## Document text
◆ ◆ ◆ ◆ ◆ ◆ ◆

POV: Why your brand should get a billboard

The golden age of advertising returns. In an era of screen fatigue and targeted digital ads, real world surfaces are offering a compelling alternative for world-class storytelling.

It’s hard not to notice a visible shift in out of home advertising at the moment: brands are embracing simplicity with bold visuals, leaning into extreme zooms or tight product crops, and letting clever, concise copy take centre stage. So-called “old media” is making a comeback, and there seems to be more to gawk at on the streets than there has been for years. As Matt Curtis, design director of Uncommon, puts it: “Now we spend our lives looking down at our phones, scrolling through rectangles, I think we’ve rediscovered the joy of looking up.”

Design teams, it seems, have taken note, with billboards being used with greater frequency and newfound confidence. One clear trend is the tendency to say less in OOH communications. Wieden+Kennedy, for example, was confident enough to drop the logo placement in a recent minimal Heinz campaign, highlighting the brand’s slogan – “It Has to Be” instead. Adam&EveDDB cleverly struck out copy altogether in its campaign for Dreamies Cats Will Do Anything,
pushing the billboard format beyond the frame with 3D printed, life-sized cats climbing over a simple studio shot of Dreamies packaging. Just when we thought it couldn’t get more pared back, Amsterdam-based agency TBWA\\Neboko took it a step further by using nothing but a block of colour on billboards for McDonald’s. Simple red and yellow rectangles were fitted with an internal ventilation system that released the subtle scent of the fast food chain’s fries.

“Now we spend our lives looking down at our phones, scrolling through rectangles, I think we’ve rediscovered the joy of looking up.”

Matt Curtis

Although these streetside spectacles are making an impression, the minimalist poster designs driving this OOH resurgence “aren’t anything new”, says Mark Shanley, executive creative director at London ad agency Adam&EveDDB. “They’re actually a return to what posters should be. One simple thought, clearly articulated by great art direction.” Posters of the 60s and 80s marked the creative surge for minimal copy and imagery, an era that’s now widely considered as “the golden age of advertising”, (think Volkswagen’s Think Small campaign). Now, a revival of that spirit is drawing industry attention once again, and it caused quite the stir at Cannes this year.

According to Anna Bager, president of the Out of Home Advertising Association: “This year at Cannes, out of home was undeniably front and centre,” and its strong showing wasn’t just down to luck; the format was bolstered by incredibly creative storytelling decisions. One of the prize winners for 2025’s Outdoor Lions category was Prague-based agency VML, with a pared-back campaign for KitKat, Phone Break: a billboard series that communicated its message with a beautifully crafted image alone. No words, no logos.

◆ ◆ ◆ ◆ ◆ ◆ ◆

## Required actions
**A.** Can you condense the paragraph of the billboard article that begins "Although these streetside spectacles" into a short bulleted list that keeps its main facts?
**B.** Would you reproduce word for word everything in the billboard article from "According to Anna" down to "words, no logos."?

## Provided material
◆ ◆ ◆ ◆ ◆ ◆ ◆

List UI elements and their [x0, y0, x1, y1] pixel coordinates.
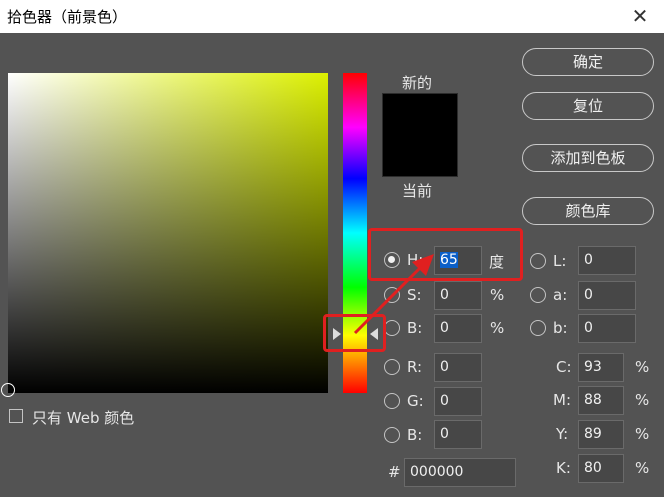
annotation-arrow — [353, 254, 434, 335]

◆ ◆ ◆ ◆ ◆ ◆ ◆

## Solutions to the tasks
**A.**
- Mark Shanley, executive creative director at London ad agency Adam&EveDDB, says the minimalist poster designs behind the OOH resurgence "aren't anything new." He calls them a return to what posters should be: one simple thought, clearly articulated by great art direction.
- Posters of the 60s and 80s marked the creative surge for minimal copy and imagery, such as Volkswagen's Think Small campaign. That era is now widely considered "the golden age of advertising."
- A revival of that spirit is drawing industry attention again, and it caused quite the stir at Cannes this year.

**B.**
According to Anna Bager, president of the Out of Home Advertising Association: “This year at Cannes, out of home was undeniably front and centre,” and its strong showing wasn’t just down to luck; the format was bolstered by incredibly creative storytelling decisions. One of the prize winners for 2025’s Outdoor Lions category was Prague-based agency VML, with a pared-back campaign for KitKat, Phone Break: a billboard series that communicated its message with a beautifully crafted image alone. No words, no logos.